» **Work to do**: Reproduce the data from its first line through the line containing "mop pads [162,237,264,285]", inclusive.

» **Available records**:

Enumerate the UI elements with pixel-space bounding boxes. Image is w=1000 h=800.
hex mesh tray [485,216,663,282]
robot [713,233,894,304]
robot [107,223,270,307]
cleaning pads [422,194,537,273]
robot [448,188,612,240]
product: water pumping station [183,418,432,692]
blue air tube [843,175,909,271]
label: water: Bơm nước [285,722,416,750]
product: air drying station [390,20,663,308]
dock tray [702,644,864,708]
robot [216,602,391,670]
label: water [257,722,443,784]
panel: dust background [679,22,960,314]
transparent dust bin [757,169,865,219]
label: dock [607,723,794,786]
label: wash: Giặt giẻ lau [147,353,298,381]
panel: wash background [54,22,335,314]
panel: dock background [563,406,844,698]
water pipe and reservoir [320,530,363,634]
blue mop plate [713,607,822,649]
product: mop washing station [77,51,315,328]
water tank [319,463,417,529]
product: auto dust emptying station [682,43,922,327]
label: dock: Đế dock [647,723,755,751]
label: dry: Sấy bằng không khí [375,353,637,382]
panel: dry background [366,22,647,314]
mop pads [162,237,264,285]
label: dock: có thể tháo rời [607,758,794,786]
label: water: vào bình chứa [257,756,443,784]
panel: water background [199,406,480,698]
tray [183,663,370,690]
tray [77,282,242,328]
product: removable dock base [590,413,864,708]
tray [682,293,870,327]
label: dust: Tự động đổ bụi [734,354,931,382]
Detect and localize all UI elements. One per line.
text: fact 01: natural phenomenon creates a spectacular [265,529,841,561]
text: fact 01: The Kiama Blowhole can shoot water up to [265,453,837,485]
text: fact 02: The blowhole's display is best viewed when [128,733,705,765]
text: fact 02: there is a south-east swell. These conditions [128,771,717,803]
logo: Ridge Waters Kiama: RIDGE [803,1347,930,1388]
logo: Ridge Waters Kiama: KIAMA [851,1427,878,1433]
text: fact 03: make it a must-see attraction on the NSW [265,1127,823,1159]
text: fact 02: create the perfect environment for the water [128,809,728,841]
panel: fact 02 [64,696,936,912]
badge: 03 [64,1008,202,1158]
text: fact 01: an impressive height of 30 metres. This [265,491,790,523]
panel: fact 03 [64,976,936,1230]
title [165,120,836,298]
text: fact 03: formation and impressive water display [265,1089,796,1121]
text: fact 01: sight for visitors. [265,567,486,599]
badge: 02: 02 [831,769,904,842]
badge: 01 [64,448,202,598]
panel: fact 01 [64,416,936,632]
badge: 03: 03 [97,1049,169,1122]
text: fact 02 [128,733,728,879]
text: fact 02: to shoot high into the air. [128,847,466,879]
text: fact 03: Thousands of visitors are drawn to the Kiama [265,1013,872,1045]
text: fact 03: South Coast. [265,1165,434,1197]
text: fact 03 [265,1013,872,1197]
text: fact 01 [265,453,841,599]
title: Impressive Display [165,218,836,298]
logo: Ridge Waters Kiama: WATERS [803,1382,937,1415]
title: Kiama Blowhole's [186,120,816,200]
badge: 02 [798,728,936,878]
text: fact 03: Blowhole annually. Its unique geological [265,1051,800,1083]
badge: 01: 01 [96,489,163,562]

» **Complete output**:
Enumerate the UI elements with pixel-space bounding boxes. Image is w=1000 h=800.
hex mesh tray [485,216,663,282]
robot [713,233,894,304]
robot [107,223,270,307]
cleaning pads [422,194,537,273]
robot [448,188,612,240]
product: water pumping station [183,418,432,692]
blue air tube [843,175,909,271]
label: water: Bơm nước [285,722,416,750]
product: air drying station [390,20,663,308]
dock tray [702,644,864,708]
robot [216,602,391,670]
label: water [257,722,443,784]
panel: dust background [679,22,960,314]
transparent dust bin [757,169,865,219]
label: dock [607,723,794,786]
label: wash: Giặt giẻ lau [147,353,298,381]
panel: wash background [54,22,335,314]
panel: dock background [563,406,844,698]
water pipe and reservoir [320,530,363,634]
blue mop plate [713,607,822,649]
product: mop washing station [77,51,315,328]
water tank [319,463,417,529]
product: auto dust emptying station [682,43,922,327]
label: dock: Đế dock [647,723,755,751]
label: dry: Sấy bằng không khí [375,353,637,382]
panel: dry background [366,22,647,314]
mop pads [162,237,264,285]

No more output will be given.